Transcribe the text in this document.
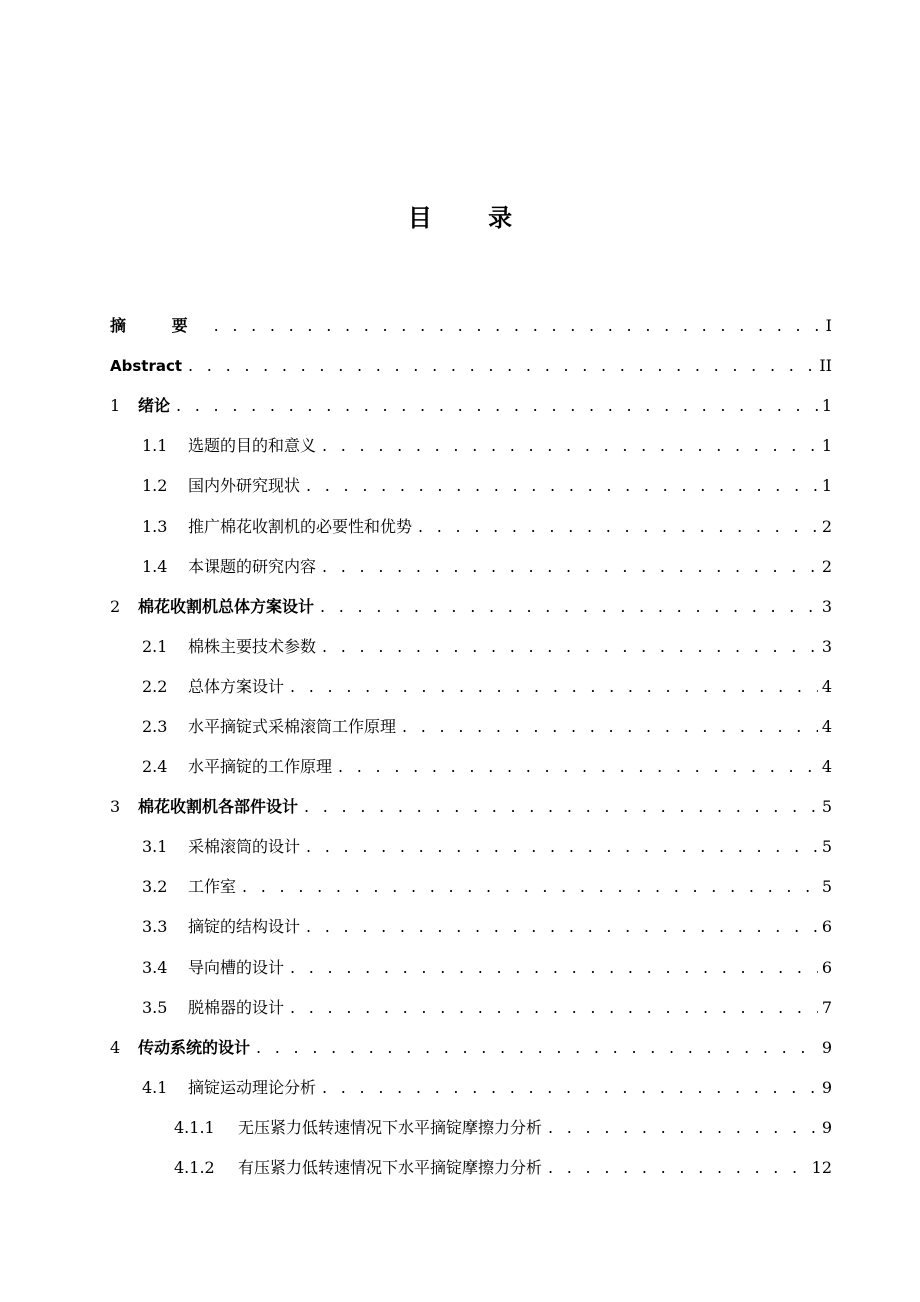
目 录
摘 要 . . .	I
Abstract . . .	II
1	绪论 . . .	1
1.1	选题的目的和意义 . . .	1
1.2	国内外研究现状 . . .	1
1.3	推广棉花收割机的必要性和优势 . . .	2
1.4	本课题的研究内容 . . .	2
2	棉花收割机总体方案设计 . . .	3
2.1	棉株主要技术参数 . . .	3
2.2	总体方案设计 . . .	4
2.3	水平摘锭式采棉滚筒工作原理 . . .	4
2.4	水平摘锭的工作原理 . . .	4
3	棉花收割机各部件设计 . . .	5
3.1	采棉滚筒的设计 . . .	5
3.2	工作室 . . .	5
3.3	摘锭的结构设计 . . .	6
3.4	导向槽的设计 . . .	6
3.5	脱棉器的设计 . . .	7
4	传动系统的设计 . . .	9
4.1	摘锭运动理论分析 . . .	9
4.1.1	无压紧力低转速情况下水平摘锭摩擦力分析 . . .	9
4.1.2	有压紧力低转速情况下水平摘锭摩擦力分析 . . .	12
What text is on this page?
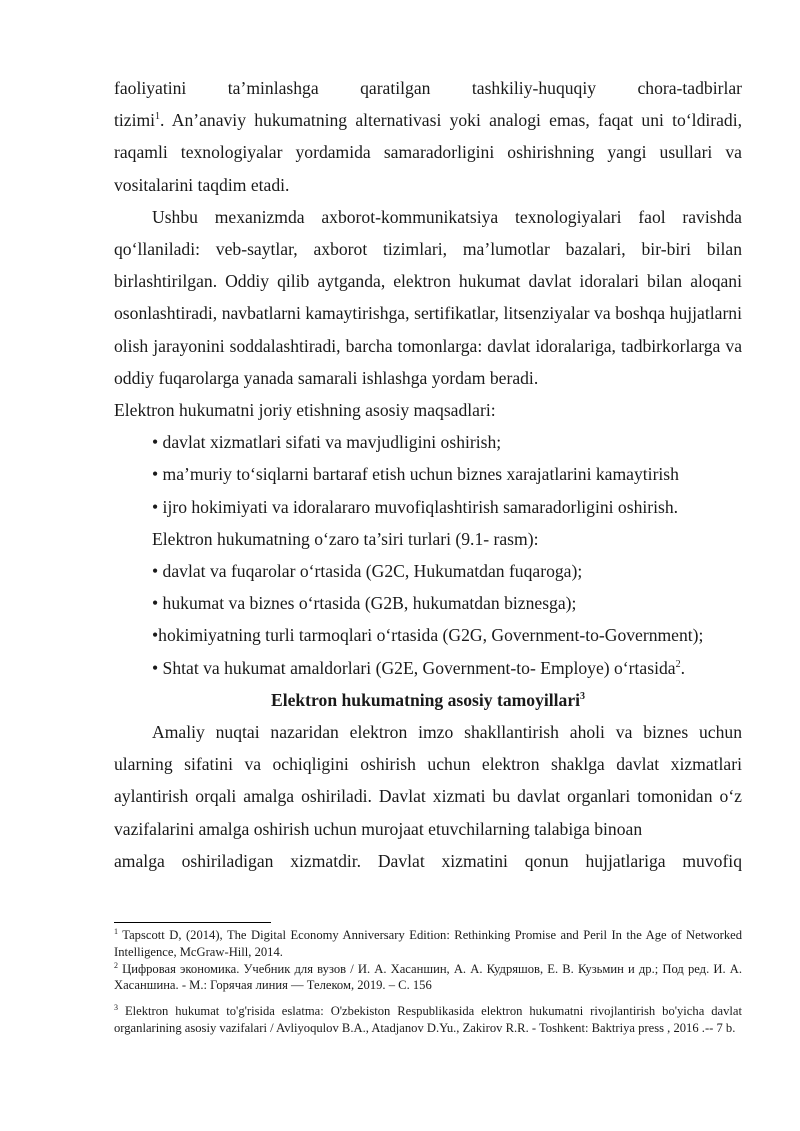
faoliyatini ta’minlashga qaratilgan tashkiliy-huquqiy chora-tadbirlar

tizimi$^1$. An’anaviy hukumatning alternativasi yoki analogi emas, faqat uni to‘ldiradi, raqamli texnologiyalar yordamida samaradorligini oshirishning yangi usullari va vositalarini taqdim etadi.

Ushbu mexanizmda axborot-kommunikatsiya texnologiyalari faol ravishda qo‘llaniladi: veb-saytlar, axborot tizimlari, ma’lumotlar bazalari, bir-biri bilan birlashtirilgan. Oddiy qilib aytganda, elektron hukumat davlat idoralari bilan aloqani osonlashtiradi, navbatlarni kamaytirishga, sertifikatlar, litsenziyalar va boshqa hujjatlarni olish jarayonini soddalashtiradi, barcha tomonlarga: davlat idoralariga, tadbirkorlarga va oddiy fuqarolarga yanada samarali ishlashga yordam beradi.

Elektron hukumatni joriy etishning asosiy maqsadlari:

• davlat xizmatlari sifati va mavjudligini oshirish;

• ma’muriy to‘siqlarni bartaraf etish uchun biznes xarajatlarini kamaytirish

• ijro hokimiyati va idoralararo muvofiqlashtirish samaradorligini oshirish.

Elektron hukumatning o‘zaro ta’siri turlari (9.1- rasm):

• davlat va fuqarolar o‘rtasida (G2C, Hukumatdan fuqaroga);

• hukumat va biznes o‘rtasida (G2B, hukumatdan biznesga);

•hokimiyatning turli tarmoqlari o‘rtasida (G2G, Government-to-Government);

• Shtat va hukumat amaldorlari (G2E, Government-to- Employe) o‘rtasida$^2$.

Elektron hukumatning asosiy tamoyillari$^3$

Amaliy nuqtai nazaridan elektron imzo shakllantirish aholi va biznes uchun ularning sifatini va ochiqligini oshirish uchun elektron shaklga davlat xizmatlari aylantirish orqali amalga oshiriladi. Davlat xizmati bu davlat organlari tomonidan o‘z vazifalarini amalga oshirish uchun murojaat etuvchilarning talabiga binoan

amalga oshiriladigan xizmatdir. Davlat xizmatini qonun hujjatlariga muvofiq

$^1$ Tapscott D, (2014), The Digital Economy Anniversary Edition: Rethinking Promise and Peril In the Age of Networked Intelligence, McGraw-Hill, 2014.

$^2$ Цифровая экономика. Учебник для вузов / И. А. Хасаншин, А. А. Кудряшов, Е. В. Кузьмин и др.; Под ред. И. А. Хасаншина. - М.: Горячая линия — Телеком, 2019. – С. 156

$^3$ Elektron hukumat to'g'risida eslatma: O'zbekiston Respublikasida elektron hukumatni rivojlantirish bo'yicha davlat organlarining asosiy vazifalari / Avliyoqulov B.A., Atadjanov D.Yu., Zakirov R.R. - Toshkent: Baktriya press , 2016 .-- 7 b.
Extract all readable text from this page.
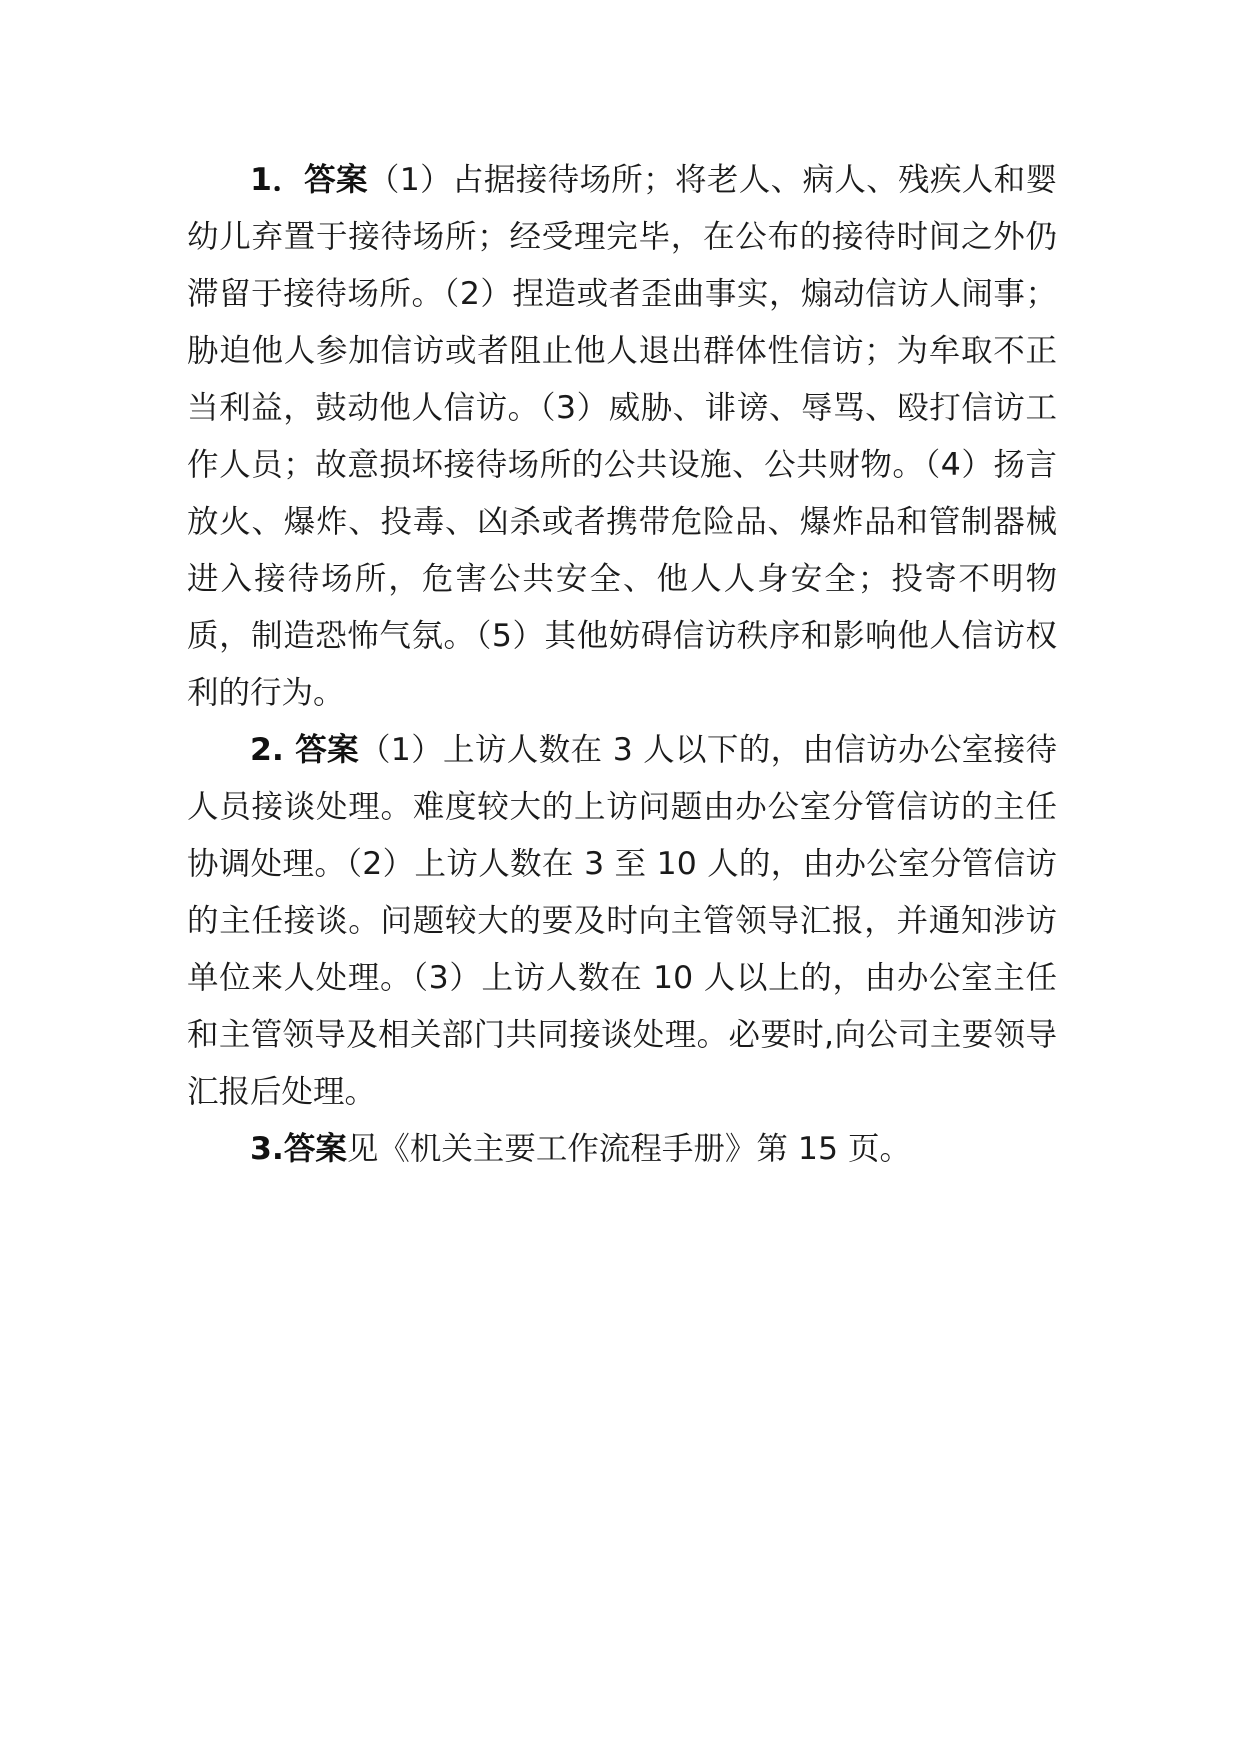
1．答案（1）占据接待场所；将老人、病人、残疾人和婴幼儿弃置于接待场所；经受理完毕，在公布的接待时间之外仍滞留于接待场所。（2）捏造或者歪曲事实，煽动信访人闹事；胁迫他人参加信访或者阻止他人退出群体性信访；为牟取不正当利益，鼓动他人信访。（3）威胁、诽谤、辱骂、殴打信访工作人员；故意损坏接待场所的公共设施、公共财物。（4）扬言放火、爆炸、投毒、凶杀或者携带危险品、爆炸品和管制器械进入接待场所，危害公共安全、他人人身安全；投寄不明物质，制造恐怖气氛。（5）其他妨碍信访秩序和影响他人信访权利的行为。

2. 答案（1）上访人数在 3 人以下的，由信访办公室接待人员接谈处理。难度较大的上访问题由办公室分管信访的主任协调处理。（2）上访人数在 3 至 10 人的，由办公室分管信访的主任接谈。问题较大的要及时向主管领导汇报，并通知涉访单位来人处理。（3）上访人数在 10 人以上的，由办公室主任和主管领导及相关部门共同接谈处理。必要时,向公司主要领导汇报后处理。

3.答案见《机关主要工作流程手册》第 15 页。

- TASK DETAILS -
Pull out each line of the listing that holds the string "this".

- WORKED SOLUTION -
Transcribe the text in this document.
What text is on this page?
Extract all readable text from this page.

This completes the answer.